▶ Source records:
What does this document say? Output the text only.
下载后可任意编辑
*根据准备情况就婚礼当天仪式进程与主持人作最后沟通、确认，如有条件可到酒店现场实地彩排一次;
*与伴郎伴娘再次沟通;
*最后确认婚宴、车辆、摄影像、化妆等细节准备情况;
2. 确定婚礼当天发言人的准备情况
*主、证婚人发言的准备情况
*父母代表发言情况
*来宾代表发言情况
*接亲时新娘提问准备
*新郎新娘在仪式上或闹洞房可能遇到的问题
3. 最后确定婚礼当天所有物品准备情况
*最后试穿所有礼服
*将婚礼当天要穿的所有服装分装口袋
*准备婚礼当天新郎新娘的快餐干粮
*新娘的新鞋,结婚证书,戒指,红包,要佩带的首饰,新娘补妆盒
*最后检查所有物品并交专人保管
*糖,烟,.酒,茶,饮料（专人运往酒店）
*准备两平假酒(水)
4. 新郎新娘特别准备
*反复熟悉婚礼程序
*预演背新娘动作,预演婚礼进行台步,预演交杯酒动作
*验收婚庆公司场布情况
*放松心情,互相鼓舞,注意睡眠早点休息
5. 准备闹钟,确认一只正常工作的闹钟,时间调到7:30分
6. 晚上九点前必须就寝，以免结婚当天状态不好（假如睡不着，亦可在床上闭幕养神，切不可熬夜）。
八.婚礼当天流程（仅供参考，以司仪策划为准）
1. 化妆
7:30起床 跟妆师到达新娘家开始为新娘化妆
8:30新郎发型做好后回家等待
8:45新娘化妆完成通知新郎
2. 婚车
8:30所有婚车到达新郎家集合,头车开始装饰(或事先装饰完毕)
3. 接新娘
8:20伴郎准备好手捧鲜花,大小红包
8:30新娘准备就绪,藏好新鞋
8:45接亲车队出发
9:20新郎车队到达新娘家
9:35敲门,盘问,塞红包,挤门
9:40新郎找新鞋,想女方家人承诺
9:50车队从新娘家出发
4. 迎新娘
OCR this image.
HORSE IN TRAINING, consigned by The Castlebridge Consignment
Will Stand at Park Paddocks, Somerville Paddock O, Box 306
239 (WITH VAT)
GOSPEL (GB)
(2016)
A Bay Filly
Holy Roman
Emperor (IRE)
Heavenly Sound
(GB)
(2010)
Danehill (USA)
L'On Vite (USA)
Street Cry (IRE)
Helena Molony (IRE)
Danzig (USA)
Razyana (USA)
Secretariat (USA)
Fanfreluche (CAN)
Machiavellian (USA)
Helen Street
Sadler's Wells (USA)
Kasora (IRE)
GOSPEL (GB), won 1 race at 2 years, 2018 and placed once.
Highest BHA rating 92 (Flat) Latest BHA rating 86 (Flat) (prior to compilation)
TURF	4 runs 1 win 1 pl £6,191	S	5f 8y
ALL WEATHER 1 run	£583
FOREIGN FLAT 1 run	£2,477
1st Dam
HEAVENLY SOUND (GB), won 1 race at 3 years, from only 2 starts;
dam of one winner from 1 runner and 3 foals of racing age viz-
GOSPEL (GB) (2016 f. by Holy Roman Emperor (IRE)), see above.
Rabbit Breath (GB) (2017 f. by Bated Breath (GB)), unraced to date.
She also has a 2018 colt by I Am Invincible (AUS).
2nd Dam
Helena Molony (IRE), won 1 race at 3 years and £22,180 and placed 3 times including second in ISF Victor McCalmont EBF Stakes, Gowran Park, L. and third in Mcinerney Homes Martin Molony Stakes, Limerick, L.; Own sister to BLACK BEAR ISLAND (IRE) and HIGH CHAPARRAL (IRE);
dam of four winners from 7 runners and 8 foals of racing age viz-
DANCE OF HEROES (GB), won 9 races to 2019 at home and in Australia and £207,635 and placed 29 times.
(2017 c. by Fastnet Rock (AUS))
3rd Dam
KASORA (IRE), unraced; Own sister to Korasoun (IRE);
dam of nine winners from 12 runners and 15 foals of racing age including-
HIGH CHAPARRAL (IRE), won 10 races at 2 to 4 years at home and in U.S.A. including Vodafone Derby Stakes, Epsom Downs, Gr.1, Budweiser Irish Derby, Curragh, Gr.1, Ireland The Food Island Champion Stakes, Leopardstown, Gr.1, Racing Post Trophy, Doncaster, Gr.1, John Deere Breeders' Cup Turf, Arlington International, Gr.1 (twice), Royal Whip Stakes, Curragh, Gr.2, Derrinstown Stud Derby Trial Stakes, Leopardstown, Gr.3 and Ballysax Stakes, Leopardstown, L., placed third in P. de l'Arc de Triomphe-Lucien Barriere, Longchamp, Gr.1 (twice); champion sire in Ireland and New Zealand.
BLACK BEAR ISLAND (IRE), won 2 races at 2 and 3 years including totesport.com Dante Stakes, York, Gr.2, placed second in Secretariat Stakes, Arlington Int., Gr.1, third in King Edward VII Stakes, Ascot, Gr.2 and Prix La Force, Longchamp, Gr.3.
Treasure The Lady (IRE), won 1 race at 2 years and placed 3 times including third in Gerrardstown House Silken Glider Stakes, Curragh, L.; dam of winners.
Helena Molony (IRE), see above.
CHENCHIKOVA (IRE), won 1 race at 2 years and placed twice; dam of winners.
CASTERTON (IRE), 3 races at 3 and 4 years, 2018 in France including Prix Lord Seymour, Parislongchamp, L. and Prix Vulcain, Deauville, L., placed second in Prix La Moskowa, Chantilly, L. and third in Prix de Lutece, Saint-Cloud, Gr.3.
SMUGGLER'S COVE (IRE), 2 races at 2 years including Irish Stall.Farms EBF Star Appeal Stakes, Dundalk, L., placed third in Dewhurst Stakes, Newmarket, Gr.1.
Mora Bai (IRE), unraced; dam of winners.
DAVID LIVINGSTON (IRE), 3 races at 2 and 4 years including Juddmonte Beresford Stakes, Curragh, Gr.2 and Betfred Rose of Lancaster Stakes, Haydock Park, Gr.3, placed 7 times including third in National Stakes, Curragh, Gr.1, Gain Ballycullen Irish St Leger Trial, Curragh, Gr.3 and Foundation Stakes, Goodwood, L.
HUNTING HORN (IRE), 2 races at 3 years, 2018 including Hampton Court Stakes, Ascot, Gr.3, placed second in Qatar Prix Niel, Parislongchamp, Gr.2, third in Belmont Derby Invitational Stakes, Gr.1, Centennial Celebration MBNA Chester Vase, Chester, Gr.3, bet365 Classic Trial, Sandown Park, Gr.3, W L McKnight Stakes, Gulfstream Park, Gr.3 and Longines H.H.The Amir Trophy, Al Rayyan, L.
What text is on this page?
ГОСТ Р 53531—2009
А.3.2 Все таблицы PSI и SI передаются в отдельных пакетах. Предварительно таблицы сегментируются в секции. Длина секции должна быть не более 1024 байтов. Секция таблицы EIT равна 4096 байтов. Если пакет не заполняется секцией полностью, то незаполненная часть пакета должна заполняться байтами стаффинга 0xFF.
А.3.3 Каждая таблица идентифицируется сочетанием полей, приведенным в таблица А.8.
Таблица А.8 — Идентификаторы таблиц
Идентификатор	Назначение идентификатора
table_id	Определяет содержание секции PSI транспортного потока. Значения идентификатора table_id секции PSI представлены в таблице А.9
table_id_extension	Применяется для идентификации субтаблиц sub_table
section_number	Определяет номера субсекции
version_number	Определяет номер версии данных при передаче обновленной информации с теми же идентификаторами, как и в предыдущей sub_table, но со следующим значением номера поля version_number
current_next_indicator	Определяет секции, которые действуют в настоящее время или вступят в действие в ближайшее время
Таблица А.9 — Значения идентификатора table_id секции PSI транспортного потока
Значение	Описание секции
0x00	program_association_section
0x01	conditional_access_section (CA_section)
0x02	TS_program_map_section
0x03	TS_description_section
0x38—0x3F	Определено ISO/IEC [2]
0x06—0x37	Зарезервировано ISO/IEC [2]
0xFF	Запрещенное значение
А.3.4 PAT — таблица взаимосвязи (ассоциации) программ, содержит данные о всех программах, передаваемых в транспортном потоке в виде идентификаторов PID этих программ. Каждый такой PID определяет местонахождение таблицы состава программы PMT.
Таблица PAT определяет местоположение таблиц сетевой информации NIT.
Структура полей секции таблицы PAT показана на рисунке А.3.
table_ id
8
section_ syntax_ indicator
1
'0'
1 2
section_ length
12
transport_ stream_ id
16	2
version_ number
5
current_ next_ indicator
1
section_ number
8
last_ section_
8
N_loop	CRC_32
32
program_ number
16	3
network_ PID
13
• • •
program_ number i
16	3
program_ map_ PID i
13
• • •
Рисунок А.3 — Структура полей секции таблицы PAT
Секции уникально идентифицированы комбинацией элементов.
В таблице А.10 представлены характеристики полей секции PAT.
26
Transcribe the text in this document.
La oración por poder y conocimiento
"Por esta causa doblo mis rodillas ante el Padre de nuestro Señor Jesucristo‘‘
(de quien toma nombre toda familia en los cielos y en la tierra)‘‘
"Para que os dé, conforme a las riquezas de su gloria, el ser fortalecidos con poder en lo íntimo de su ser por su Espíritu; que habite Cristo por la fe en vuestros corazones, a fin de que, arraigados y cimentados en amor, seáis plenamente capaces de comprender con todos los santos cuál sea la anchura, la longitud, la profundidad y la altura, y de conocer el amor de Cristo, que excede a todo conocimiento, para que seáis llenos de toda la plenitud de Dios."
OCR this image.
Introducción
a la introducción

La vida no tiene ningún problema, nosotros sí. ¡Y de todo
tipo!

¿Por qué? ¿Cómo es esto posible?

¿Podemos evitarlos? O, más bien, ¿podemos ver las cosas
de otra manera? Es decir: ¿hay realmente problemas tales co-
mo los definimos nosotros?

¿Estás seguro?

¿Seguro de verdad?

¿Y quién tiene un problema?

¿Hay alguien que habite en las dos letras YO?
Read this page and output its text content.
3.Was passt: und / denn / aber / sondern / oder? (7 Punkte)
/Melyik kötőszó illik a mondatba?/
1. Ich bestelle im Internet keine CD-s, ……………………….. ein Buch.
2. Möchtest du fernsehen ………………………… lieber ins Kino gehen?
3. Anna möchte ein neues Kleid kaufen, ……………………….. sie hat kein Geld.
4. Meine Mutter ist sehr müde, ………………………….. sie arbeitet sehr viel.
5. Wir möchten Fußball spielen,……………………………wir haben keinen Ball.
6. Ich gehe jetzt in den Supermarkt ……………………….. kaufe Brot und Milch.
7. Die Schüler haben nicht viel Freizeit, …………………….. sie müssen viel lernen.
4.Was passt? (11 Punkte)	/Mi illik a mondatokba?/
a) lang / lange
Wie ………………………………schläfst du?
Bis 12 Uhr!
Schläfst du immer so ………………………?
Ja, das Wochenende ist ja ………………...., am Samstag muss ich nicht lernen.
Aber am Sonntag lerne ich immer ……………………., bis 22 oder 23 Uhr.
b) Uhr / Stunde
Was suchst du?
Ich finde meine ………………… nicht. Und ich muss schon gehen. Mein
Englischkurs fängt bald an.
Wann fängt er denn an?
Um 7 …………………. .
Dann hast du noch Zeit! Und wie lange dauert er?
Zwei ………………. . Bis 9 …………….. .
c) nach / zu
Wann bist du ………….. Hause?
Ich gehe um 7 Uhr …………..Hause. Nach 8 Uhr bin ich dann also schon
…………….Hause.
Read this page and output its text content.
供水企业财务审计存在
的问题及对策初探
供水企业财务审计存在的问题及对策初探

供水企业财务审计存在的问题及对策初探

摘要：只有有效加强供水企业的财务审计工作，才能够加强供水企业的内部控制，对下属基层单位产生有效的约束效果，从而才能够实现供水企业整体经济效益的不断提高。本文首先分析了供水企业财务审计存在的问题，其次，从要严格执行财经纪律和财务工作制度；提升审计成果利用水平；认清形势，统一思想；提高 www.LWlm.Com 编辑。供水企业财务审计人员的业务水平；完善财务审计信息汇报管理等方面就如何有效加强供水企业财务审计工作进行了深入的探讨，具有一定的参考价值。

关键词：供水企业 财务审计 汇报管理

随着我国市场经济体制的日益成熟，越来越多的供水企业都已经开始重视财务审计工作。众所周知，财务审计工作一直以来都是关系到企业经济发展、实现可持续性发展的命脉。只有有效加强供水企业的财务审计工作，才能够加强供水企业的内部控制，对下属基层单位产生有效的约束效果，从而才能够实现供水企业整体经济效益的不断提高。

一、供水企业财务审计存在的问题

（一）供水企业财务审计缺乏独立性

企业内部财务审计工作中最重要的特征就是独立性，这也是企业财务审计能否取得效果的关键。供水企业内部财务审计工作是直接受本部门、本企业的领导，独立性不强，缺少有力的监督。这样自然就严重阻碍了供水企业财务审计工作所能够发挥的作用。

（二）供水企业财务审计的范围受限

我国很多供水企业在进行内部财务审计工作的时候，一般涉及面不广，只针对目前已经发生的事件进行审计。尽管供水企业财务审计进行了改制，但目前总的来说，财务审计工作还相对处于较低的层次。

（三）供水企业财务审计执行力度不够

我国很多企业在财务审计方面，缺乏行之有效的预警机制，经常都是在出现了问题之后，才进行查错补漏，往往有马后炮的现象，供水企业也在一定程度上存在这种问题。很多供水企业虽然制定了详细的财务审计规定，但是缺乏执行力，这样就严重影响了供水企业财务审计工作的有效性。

▶ What is required: Count every line in the preceding entries where the string "Holy" appears, then state only the total.

▶ Task result: 2